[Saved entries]
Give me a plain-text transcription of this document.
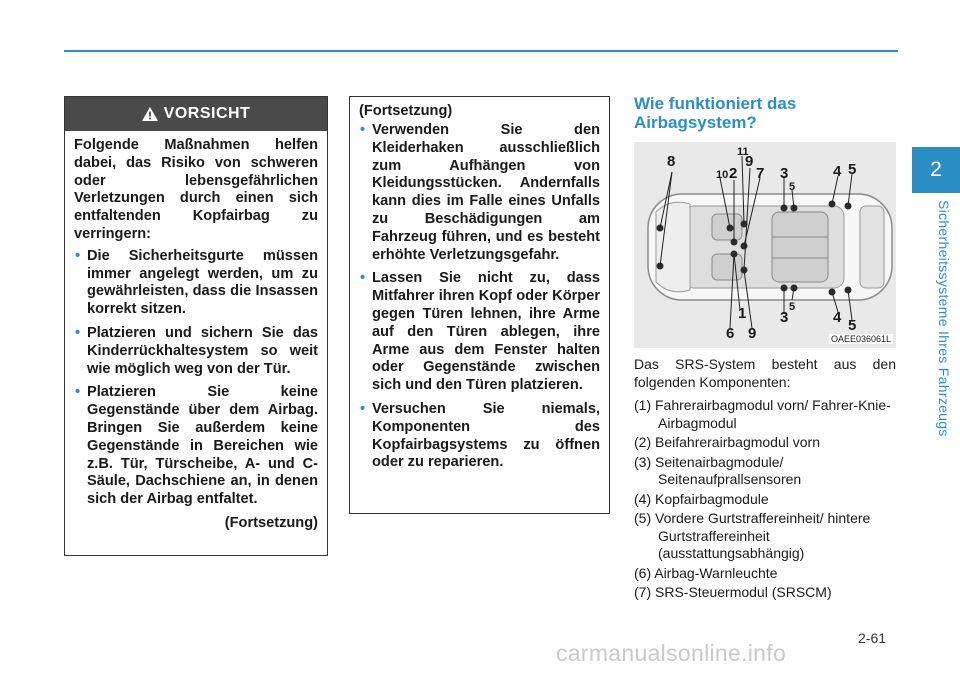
2
Sicherheitssysteme Ihres Fahrzeugs
VORSICHT

Folgende Maßnahmen helfen dabei, das Risiko von schweren oder lebensgefährlichen Verletzungen durch einen sich entfaltenden Kopfairbag zu verringern:

• Die Sicherheitsgurte müssen immer angelegt werden, um zu gewährleisten, dass die Insassen korrekt sitzen.
• Platzieren und sichern Sie das Kinderrückhaltesystem so weit wie möglich weg von der Tür.
• Platzieren Sie keine Gegenstände über dem Airbag. Bringen Sie außerdem keine Gegenstände in Bereichen wie z.B. Tür, Türscheibe, A- und C-Säule, Dachschiene an, in denen sich der Airbag entfaltet.

(Fortsetzung)

(Fortsetzung)
• Verwenden Sie den Kleiderhaken ausschließlich zum Aufhängen von Kleidungsstücken. Andernfalls kann dies im Falle eines Unfalls zu Beschädigungen am Fahrzeug führen, und es besteht erhöhte Verletzungsgefahr.
• Lassen Sie nicht zu, dass Mitfahrer ihren Kopf oder Körper gegen Türen lehnen, ihre Arme auf den Türen ablegen, ihre Arme aus dem Fenster halten oder Gegenstände zwischen sich und den Türen platzieren.
• Versuchen Sie niemals, Komponenten des Kopfairbagsystems zu öffnen oder zu reparieren.
Wie funktioniert das Airbagsystem?
8
11
9
10 2 7 3
5
4 5
1	5
6 9
3	4 5
OAEE036061L

Das SRS-System besteht aus den folgenden Komponenten:

(1) Fahrerairbagmodul vorn/ Fahrer-Knie-Airbagmodul
(2) Beifahrerairbagmodul vorn
(3) Seitenairbagmodule/ Seitenaufprallsensoren
(4) Kopfairbagmodule
(5) Vordere Gurtstraffereinheit/ hintere Gurtstraffereinheit (ausstattungsabhängig)
(6) Airbag-Warnleuchte
(7) SRS-Steuermodul (SRSCM)
2-61
carmanualsonline.info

◆ TASK TO COMPLETE: Copy all lines from the material that hold "dass".

◆ SOLUTION TO THE PROBLEM:
• Die Sicherheitsgurte müssen immer angelegt werden, um zu gewährleisten, dass die Insassen korrekt sitzen.
• Lassen Sie nicht zu, dass Mitfahrer ihren Kopf oder Körper gegen Türen lehnen, ihre Arme auf den Türen ablegen, ihre Arme aus dem Fenster halten oder Gegenstände zwischen sich und den Türen platzieren.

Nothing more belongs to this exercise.